Stored dataset items

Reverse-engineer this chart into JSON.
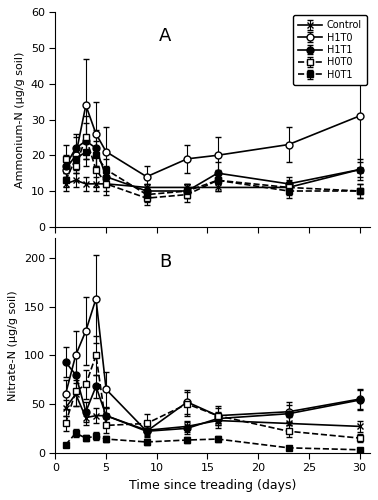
{
  "time_points": [
    1,
    2,
    3,
    4,
    5,
    9,
    13,
    16,
    23,
    30
  ],
  "ammonium": {
    "Control": {
      "mean": [
        12,
        13,
        12,
        12,
        12,
        11,
        11,
        11,
        11,
        16
      ],
      "sd": [
        2,
        2,
        2,
        2,
        2,
        1,
        1,
        1,
        1,
        2
      ]
    },
    "H1T0": {
      "mean": [
        16,
        20,
        34,
        26,
        21,
        14,
        19,
        20,
        23,
        31
      ],
      "sd": [
        3,
        5,
        13,
        9,
        7,
        3,
        4,
        5,
        5,
        15
      ]
    },
    "H1T1": {
      "mean": [
        17,
        22,
        24,
        22,
        14,
        10,
        10,
        15,
        12,
        16
      ],
      "sd": [
        3,
        4,
        5,
        5,
        3,
        2,
        2,
        3,
        2,
        3
      ]
    },
    "H0T0": {
      "mean": [
        19,
        17,
        25,
        16,
        12,
        8,
        9,
        13,
        11,
        10
      ],
      "sd": [
        4,
        4,
        6,
        5,
        3,
        2,
        2,
        3,
        2,
        2
      ]
    },
    "H0T1": {
      "mean": [
        13,
        19,
        21,
        20,
        16,
        9,
        10,
        13,
        10,
        10
      ],
      "sd": [
        2,
        3,
        4,
        4,
        3,
        2,
        2,
        2,
        2,
        2
      ]
    }
  },
  "nitrate": {
    "Control": {
      "mean": [
        46,
        60,
        36,
        38,
        38,
        23,
        27,
        33,
        30,
        27
      ],
      "sd": [
        8,
        12,
        8,
        8,
        8,
        5,
        6,
        8,
        7,
        6
      ]
    },
    "H1T0": {
      "mean": [
        60,
        100,
        125,
        158,
        65,
        22,
        52,
        38,
        42,
        55
      ],
      "sd": [
        15,
        25,
        35,
        45,
        18,
        6,
        12,
        8,
        10,
        10
      ]
    },
    "H1T1": {
      "mean": [
        93,
        80,
        42,
        68,
        38,
        22,
        25,
        35,
        40,
        54
      ],
      "sd": [
        15,
        18,
        10,
        12,
        8,
        5,
        6,
        7,
        9,
        10
      ]
    },
    "H0T0": {
      "mean": [
        30,
        63,
        70,
        100,
        28,
        30,
        50,
        38,
        22,
        15
      ],
      "sd": [
        8,
        15,
        15,
        20,
        8,
        10,
        12,
        10,
        6,
        4
      ]
    },
    "H0T1": {
      "mean": [
        8,
        20,
        15,
        17,
        14,
        11,
        13,
        14,
        5,
        3
      ],
      "sd": [
        2,
        4,
        3,
        4,
        3,
        3,
        3,
        3,
        2,
        2
      ]
    }
  },
  "series_styles": {
    "Control": {
      "color": "black",
      "marker": "x",
      "linestyle": "-",
      "markerfacecolor": "black",
      "markersize": 5
    },
    "H1T0": {
      "color": "black",
      "marker": "o",
      "linestyle": "-",
      "markerfacecolor": "white",
      "markersize": 5
    },
    "H1T1": {
      "color": "black",
      "marker": "o",
      "linestyle": "-",
      "markerfacecolor": "black",
      "markersize": 5
    },
    "H0T0": {
      "color": "black",
      "marker": "s",
      "linestyle": "--",
      "markerfacecolor": "white",
      "markersize": 5
    },
    "H0T1": {
      "color": "black",
      "marker": "s",
      "linestyle": "--",
      "markerfacecolor": "black",
      "markersize": 5
    }
  },
  "panel_A_label": "A",
  "panel_B_label": "B",
  "ylabel_A": "Ammonium-N (μg/g soil)",
  "ylabel_B": "Nitrate-N (μg/g soil)",
  "xlabel": "Time since treading (days)",
  "ylim_A": [
    0,
    60
  ],
  "ylim_B": [
    0,
    220
  ],
  "yticks_A": [
    0,
    10,
    20,
    30,
    40,
    50,
    60
  ],
  "yticks_B": [
    0,
    50,
    100,
    150,
    200
  ],
  "xlim": [
    0,
    31
  ],
  "xticks": [
    0,
    5,
    10,
    15,
    20,
    25,
    30
  ],
  "legend_order": [
    "Control",
    "H1T0",
    "H1T1",
    "H0T0",
    "H0T1"
  ],
  "linewidth": 1.2,
  "capsize": 2,
  "elinewidth": 0.8,
  "figsize": [
    3.78,
    5.0
  ],
  "dpi": 100
}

* _WHAT YOU SHOULD DO_: Show every line from the listing above in which the string "soil" appears.

* _ANSWER FOR THE TASK_:
  "ylabel_A": "Ammonium-N (μg/g soil)",
  "ylabel_B": "Nitrate-N (μg/g soil)",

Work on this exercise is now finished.